* _TASK DESCRIPTION_
When you copy the data, keep every word exactly as it is and leave the pictures out.

BEGIN STUDY MATERIAL

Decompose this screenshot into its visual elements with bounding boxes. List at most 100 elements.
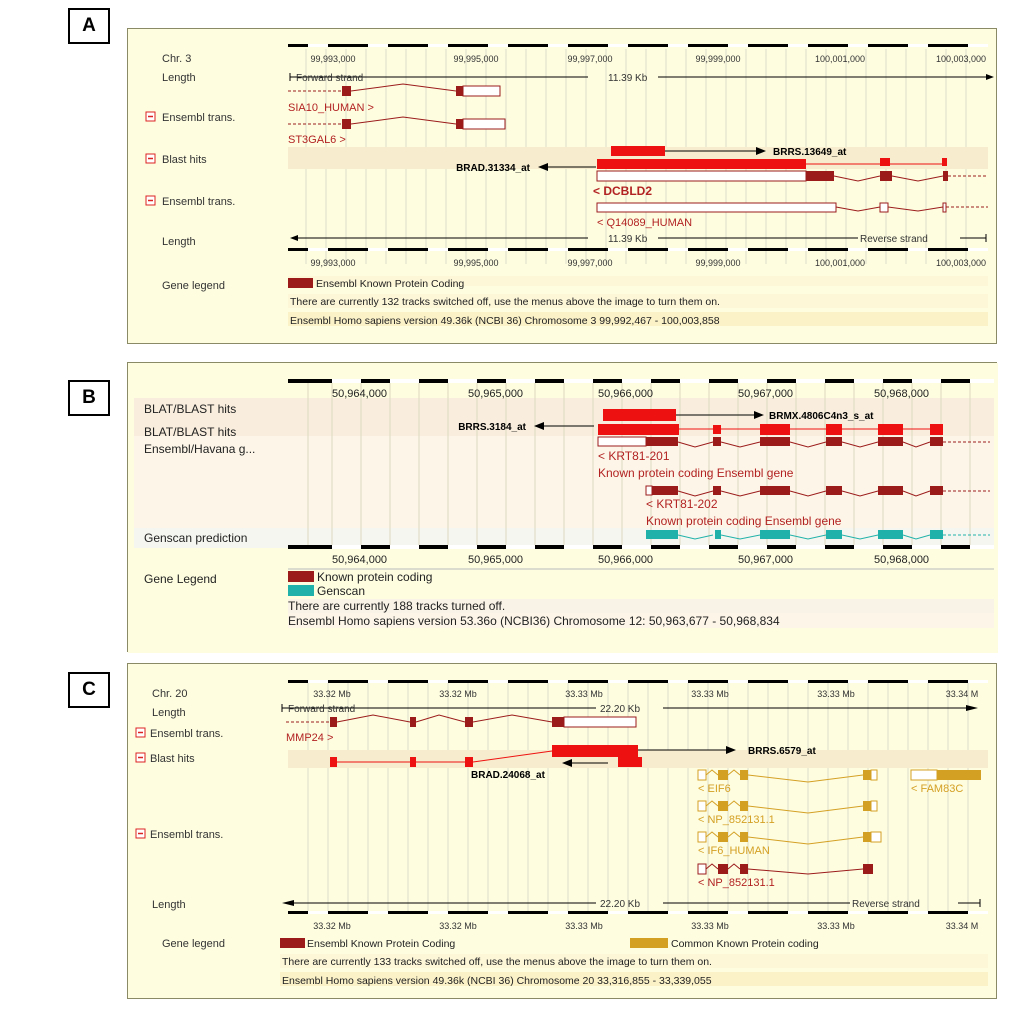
blast-hit-label: BRMX.4806C4n3_s_at <box>769 411 874 422</box>
info-line: Ensembl Homo sapiens version 49.36k (NCB… <box>282 975 712 987</box>
info-line: Ensembl Homo sapiens version 53.36o (NCB… <box>288 614 780 628</box>
transcript-label: < EIF6 <box>698 783 731 795</box>
legend-item: Ensembl Known Protein Coding <box>307 938 455 950</box>
genscan-prediction[interactable] <box>646 530 990 540</box>
ruler-tick: 99,995,000 <box>453 54 498 64</box>
blast-hit-large[interactable] <box>597 159 806 169</box>
track-label-length: Length <box>162 236 196 248</box>
blast-hit-split[interactable] <box>330 750 642 767</box>
ruler-tick: 33.32 Mb <box>313 689 351 699</box>
ruler-tick: 33.33 Mb <box>691 689 729 699</box>
collapse-toggle-icon[interactable] <box>135 752 146 763</box>
track-label-ensembl-havana: Ensembl/Havana g... <box>144 442 255 456</box>
gene-dcbld2[interactable] <box>596 170 988 182</box>
info-line: There are currently 133 tracks switched … <box>282 956 712 968</box>
ruler-tick: 33.32 Mb <box>439 689 477 699</box>
track-label-legend: Gene Legend <box>144 572 217 586</box>
ruler-tick: 50,967,000 <box>738 554 793 566</box>
ruler-tick: 50,968,000 <box>874 554 929 566</box>
ruler-tick: 100,001,000 <box>815 54 865 64</box>
forward-strand-label: Forward strand <box>288 704 355 715</box>
transcript-mmp24[interactable] <box>286 714 637 728</box>
blast-hit-label: BRRS.3184_at <box>458 422 526 433</box>
forward-strand-line <box>289 73 994 81</box>
ruler-tick: 50,965,000 <box>468 554 523 566</box>
ruler-tick: 50,964,000 <box>332 554 387 566</box>
blast-hit-label: BRAD.24068_at <box>471 770 546 781</box>
collapse-toggle-icon[interactable] <box>135 727 146 738</box>
info-line: Ensembl Homo sapiens version 49.36k (NCB… <box>290 315 720 327</box>
collapse-toggle-icon[interactable] <box>145 111 156 122</box>
track-label-length: Length <box>152 899 186 911</box>
collapse-toggle-icon[interactable] <box>145 195 156 206</box>
transcript-np852131-1[interactable] <box>697 800 878 814</box>
transcript-label: SIA10_HUMAN > <box>288 102 374 114</box>
track-label-blat: BLAT/BLAST hits <box>144 402 236 416</box>
ruler-top <box>288 680 988 683</box>
transcript-st3gal6[interactable] <box>288 116 506 130</box>
track-label-legend: Gene legend <box>162 280 225 292</box>
reverse-strand-line <box>290 234 987 242</box>
transcript-label: < IF6_HUMAN <box>698 845 770 857</box>
blast-hit-small[interactable] <box>603 409 676 421</box>
transcript-q14089[interactable] <box>596 202 988 213</box>
blast-hit-large[interactable] <box>598 424 679 435</box>
transcript-label: MMP24 > <box>286 732 333 744</box>
ruler-tick: 33.32 Mb <box>313 921 351 931</box>
length-kb-label: 22.20 Kb <box>600 899 640 910</box>
panel-c-svg: 33.32 Mb 33.32 Mb 33.33 Mb 33.33 Mb 33.3… <box>135 680 988 987</box>
legend-item: Genscan <box>317 584 365 598</box>
panel-b-svg: 50,964,000 50,965,000 50,966,000 50,967,… <box>128 363 998 653</box>
transcript-label: < Q14089_HUMAN <box>597 217 692 229</box>
legend-item: Common Known Protein coding <box>671 938 819 950</box>
collapse-toggle-icon[interactable] <box>145 153 156 164</box>
transcript-np852131-1-known[interactable] <box>697 863 873 875</box>
transcript-krt81-202[interactable] <box>645 485 990 497</box>
transcript-eif6[interactable] <box>697 769 878 783</box>
track-label-genscan: Genscan prediction <box>144 531 247 545</box>
length-kb-label: 11.39 Kb <box>608 73 648 84</box>
legend-swatch-known <box>288 278 313 288</box>
ruler-tick: 99,995,000 <box>453 258 498 268</box>
transcript-krt81-201[interactable] <box>597 436 990 448</box>
transcript-description: Known protein coding Ensembl gene <box>646 514 842 528</box>
transcript-label: < FAM83C <box>911 783 963 795</box>
ruler-tick: 50,965,000 <box>468 388 523 400</box>
gene-label: < DCBLD2 <box>593 184 652 198</box>
ruler-tick: 50,964,000 <box>332 388 387 400</box>
transcript-fam83c[interactable] <box>910 769 981 781</box>
blast-hit-large[interactable] <box>552 745 638 757</box>
ruler-tick: 100,001,000 <box>815 258 865 268</box>
ruler-bottom <box>288 911 988 914</box>
legend-swatch-known <box>280 938 305 948</box>
panel-label-b: B <box>68 380 110 416</box>
ruler-tick: 33.34 M <box>946 689 979 699</box>
info-line: There are currently 132 tracks switched … <box>290 296 720 308</box>
reverse-strand-line <box>282 899 981 907</box>
transcript-label: ST3GAL6 > <box>288 134 346 146</box>
info-line: There are currently 188 tracks turned of… <box>288 599 505 613</box>
transcript-sia10[interactable] <box>288 83 501 97</box>
track-label-chr: Chr. 20 <box>152 688 187 700</box>
ruler-tick: 33.33 Mb <box>817 921 855 931</box>
ruler-tick: 33.34 M <box>946 921 979 931</box>
blast-hit-label: BRRS.13649_at <box>773 147 847 158</box>
transcript-if6-human[interactable] <box>697 831 882 845</box>
panel-b: 50,964,000 50,965,000 50,966,000 50,967,… <box>127 362 998 653</box>
track-label-legend: Gene legend <box>162 938 225 950</box>
ruler-tick: 99,993,000 <box>310 258 355 268</box>
reverse-strand-label: Reverse strand <box>860 234 928 245</box>
ruler-tick: 33.33 Mb <box>565 689 603 699</box>
panel-a-svg: 99,993,000 99,995,000 99,997,000 99,999,… <box>145 44 994 327</box>
ruler-tick: 50,966,000 <box>598 554 653 566</box>
ruler-tick: 100,003,000 <box>936 54 986 64</box>
panel-label-a: A <box>68 8 110 44</box>
transcript-label: < KRT81-202 <box>646 497 718 511</box>
ruler-tick: 33.33 Mb <box>817 689 855 699</box>
track-label-length: Length <box>152 707 186 719</box>
transcript-label: < NP_852131.1 <box>698 877 775 889</box>
ruler-tick: 50,966,000 <box>598 388 653 400</box>
blast-hit-small[interactable] <box>611 146 665 156</box>
ruler-tick: 33.33 Mb <box>565 921 603 931</box>
collapse-toggle-icon[interactable] <box>135 828 146 839</box>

END STUDY MATERIAL

* _OUTPUT BELOW_
Decompose this screenshot into its visual elements with bounding boxes. List at most 100 elements.
blast-hit-label: BRMX.4806C4n3_s_at <box>769 411 874 422</box>
info-line: Ensembl Homo sapiens version 49.36k (NCB… <box>282 975 712 987</box>
info-line: Ensembl Homo sapiens version 53.36o (NCB… <box>288 614 780 628</box>
transcript-label: < EIF6 <box>698 783 731 795</box>
legend-item: Ensembl Known Protein Coding <box>307 938 455 950</box>
genscan-prediction[interactable] <box>646 530 990 540</box>
ruler-tick: 99,995,000 <box>453 54 498 64</box>
blast-hit-large[interactable] <box>597 159 806 169</box>
track-label-length: Length <box>162 236 196 248</box>
blast-hit-split[interactable] <box>330 750 642 767</box>
ruler-tick: 33.32 Mb <box>313 689 351 699</box>
ruler-tick: 33.33 Mb <box>691 689 729 699</box>
collapse-toggle-icon[interactable] <box>135 752 146 763</box>
track-label-ensembl-havana: Ensembl/Havana g... <box>144 442 255 456</box>
gene-dcbld2[interactable] <box>596 170 988 182</box>
info-line: There are currently 133 tracks switched … <box>282 956 712 968</box>
ruler-tick: 33.32 Mb <box>439 689 477 699</box>
track-label-legend: Gene Legend <box>144 572 217 586</box>
ruler-tick: 50,967,000 <box>738 554 793 566</box>
ruler-tick: 50,968,000 <box>874 554 929 566</box>
ruler-tick: 100,001,000 <box>815 54 865 64</box>
forward-strand-label: Forward strand <box>288 704 355 715</box>
transcript-mmp24[interactable] <box>286 714 637 728</box>
blast-hit-label: BRRS.3184_at <box>458 422 526 433</box>
forward-strand-line <box>289 73 994 81</box>
ruler-tick: 50,965,000 <box>468 554 523 566</box>
ruler-tick: 50,964,000 <box>332 554 387 566</box>
blast-hit-label: BRAD.24068_at <box>471 770 546 781</box>
collapse-toggle-icon[interactable] <box>135 727 146 738</box>
info-line: Ensembl Homo sapiens version 49.36k (NCB… <box>290 315 720 327</box>
collapse-toggle-icon[interactable] <box>145 111 156 122</box>
track-label-length: Length <box>152 899 186 911</box>
collapse-toggle-icon[interactable] <box>145 195 156 206</box>
transcript-np852131-1[interactable] <box>697 800 878 814</box>
transcript-label: SIA10_HUMAN > <box>288 102 374 114</box>
track-label-blat: BLAT/BLAST hits <box>144 402 236 416</box>
ruler-top <box>288 680 988 683</box>
transcript-st3gal6[interactable] <box>288 116 506 130</box>
track-label-legend: Gene legend <box>162 280 225 292</box>
reverse-strand-line <box>290 234 987 242</box>
transcript-label: < IF6_HUMAN <box>698 845 770 857</box>
blast-hit-small[interactable] <box>603 409 676 421</box>
transcript-q14089[interactable] <box>596 202 988 213</box>
blast-hit-large[interactable] <box>598 424 679 435</box>
transcript-label: MMP24 > <box>286 732 333 744</box>
ruler-tick: 33.32 Mb <box>313 921 351 931</box>
length-kb-label: 22.20 Kb <box>600 899 640 910</box>
panel-c-svg: 33.32 Mb 33.32 Mb 33.33 Mb 33.33 Mb 33.3… <box>135 680 988 987</box>
legend-item: Genscan <box>317 584 365 598</box>
panel-b-svg: 50,964,000 50,965,000 50,966,000 50,967,… <box>128 363 998 653</box>
transcript-label: < Q14089_HUMAN <box>597 217 692 229</box>
legend-item: Common Known Protein coding <box>671 938 819 950</box>
collapse-toggle-icon[interactable] <box>145 153 156 164</box>
transcript-np852131-1-known[interactable] <box>697 863 873 875</box>
transcript-krt81-202[interactable] <box>645 485 990 497</box>
transcript-eif6[interactable] <box>697 769 878 783</box>
track-label-genscan: Genscan prediction <box>144 531 247 545</box>
length-kb-label: 11.39 Kb <box>608 73 648 84</box>
legend-swatch-known <box>288 278 313 288</box>
ruler-tick: 99,995,000 <box>453 258 498 268</box>
transcript-krt81-201[interactable] <box>597 436 990 448</box>
transcript-description: Known protein coding Ensembl gene <box>646 514 842 528</box>
transcript-label: < FAM83C <box>911 783 963 795</box>
ruler-tick: 50,965,000 <box>468 388 523 400</box>
gene-label: < DCBLD2 <box>593 184 652 198</box>
ruler-tick: 50,964,000 <box>332 388 387 400</box>
transcript-fam83c[interactable] <box>910 769 981 781</box>
blast-hit-large[interactable] <box>552 745 638 757</box>
ruler-tick: 100,001,000 <box>815 258 865 268</box>
ruler-bottom <box>288 911 988 914</box>
legend-swatch-known <box>280 938 305 948</box>
panel-label-b: B <box>68 380 110 416</box>
ruler-tick: 33.34 M <box>946 689 979 699</box>
info-line: There are currently 132 tracks switched … <box>290 296 720 308</box>
reverse-strand-line <box>282 899 981 907</box>
transcript-label: ST3GAL6 > <box>288 134 346 146</box>
info-line: There are currently 188 tracks turned of… <box>288 599 505 613</box>
transcript-sia10[interactable] <box>288 83 501 97</box>
track-label-chr: Chr. 20 <box>152 688 187 700</box>
ruler-tick: 33.33 Mb <box>817 921 855 931</box>
ruler-tick: 33.34 M <box>946 921 979 931</box>
blast-hit-label: BRRS.13649_at <box>773 147 847 158</box>
transcript-if6-human[interactable] <box>697 831 882 845</box>
panel-b: 50,964,000 50,965,000 50,966,000 50,967,… <box>127 362 998 653</box>
track-label-legend: Gene legend <box>162 938 225 950</box>
ruler-tick: 99,993,000 <box>310 258 355 268</box>
reverse-strand-label: Reverse strand <box>860 234 928 245</box>
ruler-tick: 33.33 Mb <box>565 689 603 699</box>
panel-a-svg: 99,993,000 99,995,000 99,997,000 99,999,… <box>145 44 994 327</box>
ruler-tick: 50,966,000 <box>598 554 653 566</box>
ruler-tick: 100,003,000 <box>936 54 986 64</box>
panel-label-a: A <box>68 8 110 44</box>
transcript-label: < KRT81-202 <box>646 497 718 511</box>
ruler-tick: 33.33 Mb <box>817 689 855 699</box>
track-label-length: Length <box>152 707 186 719</box>
transcript-label: < NP_852131.1 <box>698 877 775 889</box>
ruler-tick: 50,966,000 <box>598 388 653 400</box>
blast-hit-small[interactable] <box>611 146 665 156</box>
ruler-tick: 33.33 Mb <box>565 921 603 931</box>
collapse-toggle-icon[interactable] <box>135 828 146 839</box>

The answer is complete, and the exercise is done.